THE EXERCISE: From the listing below, extract every line in which the word "deze" appears.

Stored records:
******************************

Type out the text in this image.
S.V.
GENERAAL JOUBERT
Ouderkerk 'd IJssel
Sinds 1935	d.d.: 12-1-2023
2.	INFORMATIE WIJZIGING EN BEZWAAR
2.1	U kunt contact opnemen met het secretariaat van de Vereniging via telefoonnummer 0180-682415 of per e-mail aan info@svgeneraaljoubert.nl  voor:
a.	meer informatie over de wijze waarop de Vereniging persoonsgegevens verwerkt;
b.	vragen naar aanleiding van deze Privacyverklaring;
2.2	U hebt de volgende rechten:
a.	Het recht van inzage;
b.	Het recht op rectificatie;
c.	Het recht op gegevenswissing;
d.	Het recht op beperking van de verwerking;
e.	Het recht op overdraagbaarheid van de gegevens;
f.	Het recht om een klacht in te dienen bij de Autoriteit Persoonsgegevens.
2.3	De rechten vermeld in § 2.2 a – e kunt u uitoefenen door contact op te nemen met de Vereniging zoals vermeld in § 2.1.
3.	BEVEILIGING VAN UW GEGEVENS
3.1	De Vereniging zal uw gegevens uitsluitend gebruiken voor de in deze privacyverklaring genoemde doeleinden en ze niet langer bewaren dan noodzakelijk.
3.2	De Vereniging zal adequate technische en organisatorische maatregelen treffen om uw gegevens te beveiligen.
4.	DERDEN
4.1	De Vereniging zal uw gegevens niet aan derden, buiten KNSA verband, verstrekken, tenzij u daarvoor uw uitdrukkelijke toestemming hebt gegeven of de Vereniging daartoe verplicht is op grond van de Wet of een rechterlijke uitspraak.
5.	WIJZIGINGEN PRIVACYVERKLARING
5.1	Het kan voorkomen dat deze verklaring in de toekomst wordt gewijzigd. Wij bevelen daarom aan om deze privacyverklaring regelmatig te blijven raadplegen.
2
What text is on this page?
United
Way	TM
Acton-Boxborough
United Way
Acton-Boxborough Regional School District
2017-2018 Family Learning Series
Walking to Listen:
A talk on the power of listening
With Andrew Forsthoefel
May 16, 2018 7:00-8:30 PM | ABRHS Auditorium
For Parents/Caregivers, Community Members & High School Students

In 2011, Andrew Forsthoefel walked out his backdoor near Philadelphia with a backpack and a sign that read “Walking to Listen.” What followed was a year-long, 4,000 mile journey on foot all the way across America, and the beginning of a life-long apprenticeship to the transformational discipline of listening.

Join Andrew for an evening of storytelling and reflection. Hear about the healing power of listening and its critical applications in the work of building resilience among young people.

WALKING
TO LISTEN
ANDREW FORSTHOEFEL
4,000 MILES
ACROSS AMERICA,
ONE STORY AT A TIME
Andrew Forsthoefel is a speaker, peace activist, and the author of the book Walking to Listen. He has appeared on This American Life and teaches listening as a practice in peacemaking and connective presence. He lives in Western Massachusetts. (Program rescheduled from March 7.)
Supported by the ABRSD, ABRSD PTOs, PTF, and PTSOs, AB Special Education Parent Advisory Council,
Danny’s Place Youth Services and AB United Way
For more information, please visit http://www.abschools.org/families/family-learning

******************************

FULL RESPONSE:
b.	vragen naar aanleiding van deze Privacyverklaring;
3.1	De Vereniging zal uw gegevens uitsluitend gebruiken voor de in deze privacyverklaring genoemde doeleinden en ze niet langer bewaren dan noodzakelijk.
5.1	Het kan voorkomen dat deze verklaring in de toekomst wordt gewijzigd. Wij bevelen daarom aan om deze privacyverklaring regelmatig te blijven raadplegen.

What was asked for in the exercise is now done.